=== Task input ===

========================

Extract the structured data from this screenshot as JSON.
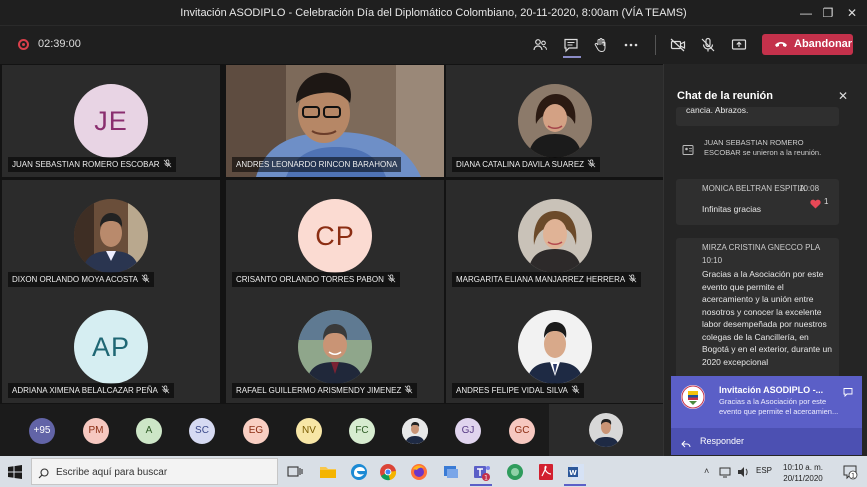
{
  "window": {
    "title": "Invitación ASODIPLO - Celebración Día del Diplomático Colombiano, 20-11-2020, 8:00am (VÍA TEAMS)",
    "min_glyph": "—",
    "max_glyph": "❐",
    "close_glyph": "✕"
  },
  "toolbar": {
    "timer": "02:39:00",
    "leave_label": "Abandonar"
  },
  "tiles": [
    {
      "type": "initials",
      "initials": "JE",
      "name": "JUAN SEBASTIAN ROMERO ESCOBAR",
      "bg": "#e8d4e4",
      "fg": "#8a2e6f"
    },
    {
      "type": "video",
      "name": "ANDRES LEONARDO RINCON BARAHONA"
    },
    {
      "type": "photo",
      "name": "DIANA CATALINA DAVILA SUAREZ"
    },
    {
      "type": "photo",
      "name": "DIXON ORLANDO MOYA ACOSTA"
    },
    {
      "type": "initials",
      "initials": "CP",
      "name": "CRISANTO ORLANDO TORRES PABON",
      "bg": "#fbdbd2",
      "fg": "#8b2d12"
    },
    {
      "type": "photo",
      "name": "MARGARITA ELIANA MANJARREZ HERRERA"
    },
    {
      "type": "initials",
      "initials": "AP",
      "name": "ADRIANA XIMENA BELALCAZAR PEÑA",
      "bg": "#d6eef2",
      "fg": "#1f6774"
    },
    {
      "type": "photo",
      "name": "RAFAEL GUILLERMO ARISMENDY JIMENEZ"
    },
    {
      "type": "photo",
      "name": "ANDRES FELIPE VIDAL SILVA"
    }
  ],
  "strip": [
    {
      "label": "+95",
      "bg": "#6264a7",
      "fg": "#ffffff"
    },
    {
      "label": "PM",
      "bg": "#f6c8c0",
      "fg": "#8b2d12"
    },
    {
      "label": "A",
      "bg": "#cde6c7",
      "fg": "#2f5d26"
    },
    {
      "label": "SC",
      "bg": "#d6daf2",
      "fg": "#3c4a8a"
    },
    {
      "label": "EG",
      "bg": "#f9cfc3",
      "fg": "#8b2d12"
    },
    {
      "label": "NV",
      "bg": "#f7e6a6",
      "fg": "#7a5c00"
    },
    {
      "label": "FC",
      "bg": "#d7ecd0",
      "fg": "#2f5d26"
    },
    {
      "label": "",
      "bg": "photo",
      "fg": ""
    },
    {
      "label": "GJ",
      "bg": "#e0d4ee",
      "fg": "#5a3d87"
    },
    {
      "label": "GC",
      "bg": "#f6c8c0",
      "fg": "#8b2d12"
    }
  ],
  "chat": {
    "title": "Chat de la reunión",
    "top_snippet": "cancia. Abrazos.",
    "join_event": "JUAN SEBASTIAN ROMERO ESCOBAR se unieron a la reunión.",
    "messages": [
      {
        "sender": "MONICA BELTRAN ESPITIA",
        "time": "10:08",
        "text": "Infinitas gracias",
        "reaction_count": "1"
      },
      {
        "sender": "MIRZA CRISTINA GNECCO PLA",
        "time": "10:10",
        "text": "Gracias a la Asociación por este evento que permite el acercamiento y la unión entre nosotros y conocer la excelente labor desempeñada por nuestros colegas de la Cancillería, en Bogotá y en el exterior, durante un 2020 excepcional"
      }
    ]
  },
  "notification": {
    "title": "Invitación ASODIPLO -...",
    "body": "Gracias a la Asociación por este evento que permite el acercamien...",
    "reply": "Responder"
  },
  "taskbar": {
    "search_placeholder": "Escribe aquí para buscar",
    "lang": "ESP",
    "time": "10:10 a. m.",
    "date": "20/11/2020",
    "badge": "1"
  },
  "colors": {
    "teams_purple": "#5b5fc7",
    "leave_red": "#c4314b"
  }
}
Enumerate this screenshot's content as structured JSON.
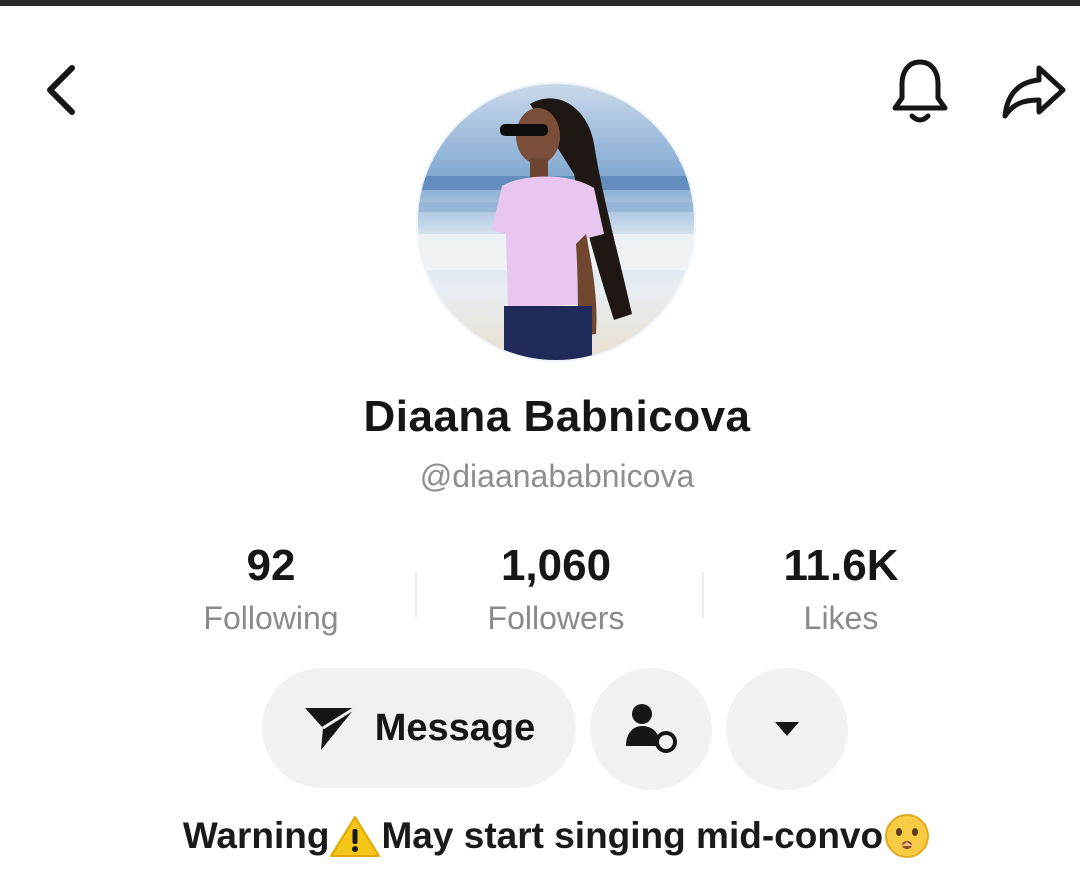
{
  "header": {
    "back_icon": "chevron-left-icon",
    "notification_icon": "bell-icon",
    "share_icon": "share-arrow-icon"
  },
  "profile": {
    "display_name": "Diaana Babnicova",
    "username": "@diaanababnicova",
    "avatar": "profile-photo-beach"
  },
  "stats": [
    {
      "value": "92",
      "label": "Following"
    },
    {
      "value": "1,060",
      "label": "Followers"
    },
    {
      "value": "11.6K",
      "label": "Likes"
    }
  ],
  "actions": {
    "message_label": "Message",
    "message_icon": "send-icon",
    "friend_icon": "person-add-icon",
    "more_icon": "caret-down-icon"
  },
  "bio": {
    "part1": "Warning",
    "part2": "May start singing mid-convo",
    "warning_icon": "warning-icon",
    "emoji_icon": "shushing-face-icon"
  },
  "colors": {
    "button_bg": "#f1f1f1",
    "text_primary": "#161616",
    "text_secondary": "#8a8a8a",
    "warning_yellow": "#f5c518"
  }
}
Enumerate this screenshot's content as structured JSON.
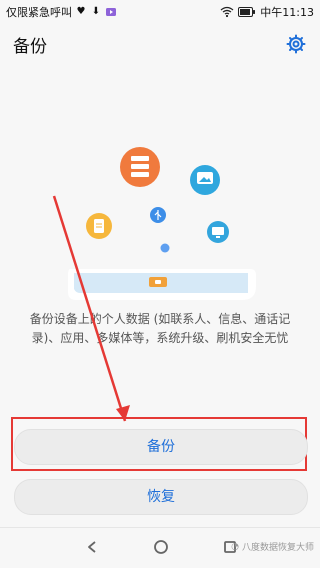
{
  "status_bar": {
    "left_text": "仅限紧急呼叫",
    "time": "中午11:13",
    "icons": [
      "heart-rate-icon",
      "download-icon",
      "video-icon",
      "wifi-icon",
      "battery-icon"
    ]
  },
  "header": {
    "title": "备份",
    "settings_icon": "gear-icon"
  },
  "main": {
    "description": "备份设备上的个人数据 (如联系人、信息、通话记录)、应用、多媒体等，系统升级、刷机安全无忧",
    "primary_button": "备份",
    "secondary_button": "恢复"
  },
  "navigation": {
    "back_icon": "back-icon",
    "home_icon": "home-icon",
    "recent_icon": "recent-apps-icon"
  },
  "watermark": "八度数据恢复大师",
  "colors": {
    "accent": "#1f6fd9",
    "annotation": "#e53935",
    "button_bg": "#ececec",
    "page_bg": "#f7f7f7"
  }
}
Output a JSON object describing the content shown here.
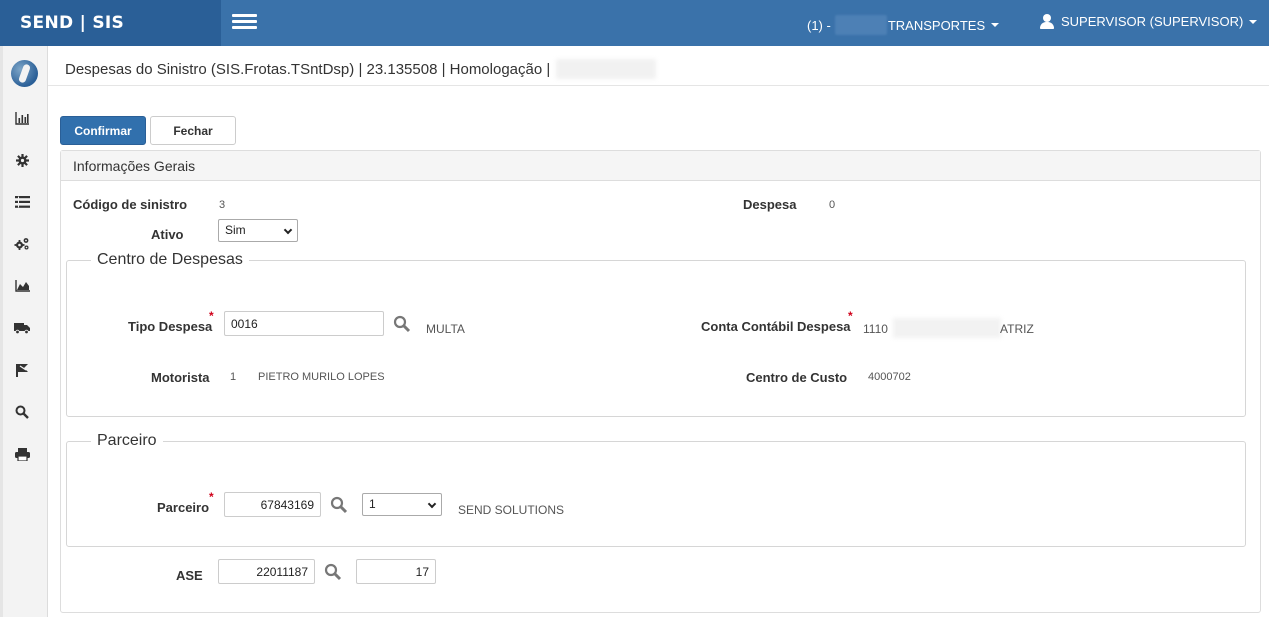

========================

=== The problem ===
Print the records above exactly as they stand, but leave out the pictures.

=== Task solution ===
Extract the structured data from this screenshot as JSON.
{
  "window": {
    "title": "Invitación ASODIPLO - Celebración Día del Diplomático Colombiano, 20-11-2020, 8:00am (VÍA TEAMS)",
    "min_glyph": "—",
    "max_glyph": "❐",
    "close_glyph": "✕"
  },
  "toolbar": {
    "timer": "02:39:00",
    "leave_label": "Abandonar"
  },
  "tiles": [
    {
      "type": "initials",
      "initials": "JE",
      "name": "JUAN SEBASTIAN ROMERO ESCOBAR",
      "bg": "#e8d4e4",
      "fg": "#8a2e6f"
    },
    {
      "type": "video",
      "name": "ANDRES LEONARDO RINCON BARAHONA"
    },
    {
      "type": "photo",
      "name": "DIANA CATALINA DAVILA SUAREZ"
    },
    {
      "type": "photo",
      "name": "DIXON ORLANDO MOYA ACOSTA"
    },
    {
      "type": "initials",
      "initials": "CP",
      "name": "CRISANTO ORLANDO TORRES PABON",
      "bg": "#fbdbd2",
      "fg": "#8b2d12"
    },
    {
      "type": "photo",
      "name": "MARGARITA ELIANA MANJARREZ HERRERA"
    },
    {
      "type": "initials",
      "initials": "AP",
      "name": "ADRIANA XIMENA BELALCAZAR PEÑA",
      "bg": "#d6eef2",
      "fg": "#1f6774"
    },
    {
      "type": "photo",
      "name": "RAFAEL GUILLERMO ARISMENDY JIMENEZ"
    },
    {
      "type": "photo",
      "name": "ANDRES FELIPE VIDAL SILVA"
    }
  ],
  "strip": [
    {
      "label": "+95",
      "bg": "#6264a7",
      "fg": "#ffffff"
    },
    {
      "label": "PM",
      "bg": "#f6c8c0",
      "fg": "#8b2d12"
    },
    {
      "label": "A",
      "bg": "#cde6c7",
      "fg": "#2f5d26"
    },
    {
      "label": "SC",
      "bg": "#d6daf2",
      "fg": "#3c4a8a"
    },
    {
      "label": "EG",
      "bg": "#f9cfc3",
      "fg": "#8b2d12"
    },
    {
      "label": "NV",
      "bg": "#f7e6a6",
      "fg": "#7a5c00"
    },
    {
      "label": "FC",
      "bg": "#d7ecd0",
      "fg": "#2f5d26"
    },
    {
      "label": "",
      "bg": "photo",
      "fg": ""
    },
    {
      "label": "GJ",
      "bg": "#e0d4ee",
      "fg": "#5a3d87"
    },
    {
      "label": "GC",
      "bg": "#f6c8c0",
      "fg": "#8b2d12"
    }
  ],
  "chat": {
    "title": "Chat de la reunión",
    "top_snippet": "cancia. Abrazos.",
    "join_event": "JUAN SEBASTIAN ROMERO ESCOBAR se unieron a la reunión.",
    "messages": [
      {
        "sender": "MONICA BELTRAN ESPITIA",
        "time": "10:08",
        "text": "Infinitas gracias",
        "reaction_count": "1"
      },
      {
        "sender": "MIRZA CRISTINA GNECCO PLA",
        "time": "10:10",
        "text": "Gracias a la Asociación por este evento que permite el acercamiento y la unión entre nosotros y conocer la excelente labor desempeñada por nuestros colegas de la Cancillería, en Bogotá y en el exterior, durante un 2020 excepcional"
      }
    ]
  },
  "notification": {
    "title": "Invitación ASODIPLO -...",
    "body": "Gracias a la Asociación por este evento que permite el acercamien...",
    "reply": "Responder"
  },
  "taskbar": {
    "search_placeholder": "Escribe aquí para buscar",
    "lang": "ESP",
    "time": "10:10 a. m.",
    "date": "20/11/2020",
    "badge": "1"
  },
  "colors": {
    "teams_purple": "#5b5fc7",
    "leave_red": "#c4314b"
  }
}
Enumerate this screenshot's content as structured JSON.
{
  "header": {
    "back_icon": "chevron-left-icon",
    "notification_icon": "bell-icon",
    "share_icon": "share-arrow-icon"
  },
  "profile": {
    "display_name": "Diaana Babnicova",
    "username": "@diaanababnicova",
    "avatar": "profile-photo-beach"
  },
  "stats": [
    {
      "value": "92",
      "label": "Following"
    },
    {
      "value": "1,060",
      "label": "Followers"
    },
    {
      "value": "11.6K",
      "label": "Likes"
    }
  ],
  "actions": {
    "message_label": "Message",
    "message_icon": "send-icon",
    "friend_icon": "person-add-icon",
    "more_icon": "caret-down-icon"
  },
  "bio": {
    "part1": "Warning",
    "part2": "May start singing mid-convo",
    "warning_icon": "warning-icon",
    "emoji_icon": "shushing-face-icon"
  },
  "colors": {
    "button_bg": "#f1f1f1",
    "text_primary": "#161616",
    "text_secondary": "#8a8a8a",
    "warning_yellow": "#f5c518"
  }
}
Enumerate this screenshot's content as structured JSON.
{
  "status_bar": {
    "left_text": "仅限紧急呼叫",
    "time": "中午11:13",
    "icons": [
      "heart-rate-icon",
      "download-icon",
      "video-icon",
      "wifi-icon",
      "battery-icon"
    ]
  },
  "header": {
    "title": "备份",
    "settings_icon": "gear-icon"
  },
  "main": {
    "description": "备份设备上的个人数据 (如联系人、信息、通话记录)、应用、多媒体等，系统升级、刷机安全无忧",
    "primary_button": "备份",
    "secondary_button": "恢复"
  },
  "navigation": {
    "back_icon": "back-icon",
    "home_icon": "home-icon",
    "recent_icon": "recent-apps-icon"
  },
  "watermark": "八度数据恢复大师",
  "colors": {
    "accent": "#1f6fd9",
    "annotation": "#e53935",
    "button_bg": "#ececec",
    "page_bg": "#f7f7f7"
  }
}
Output a JSON object describing the content shown here.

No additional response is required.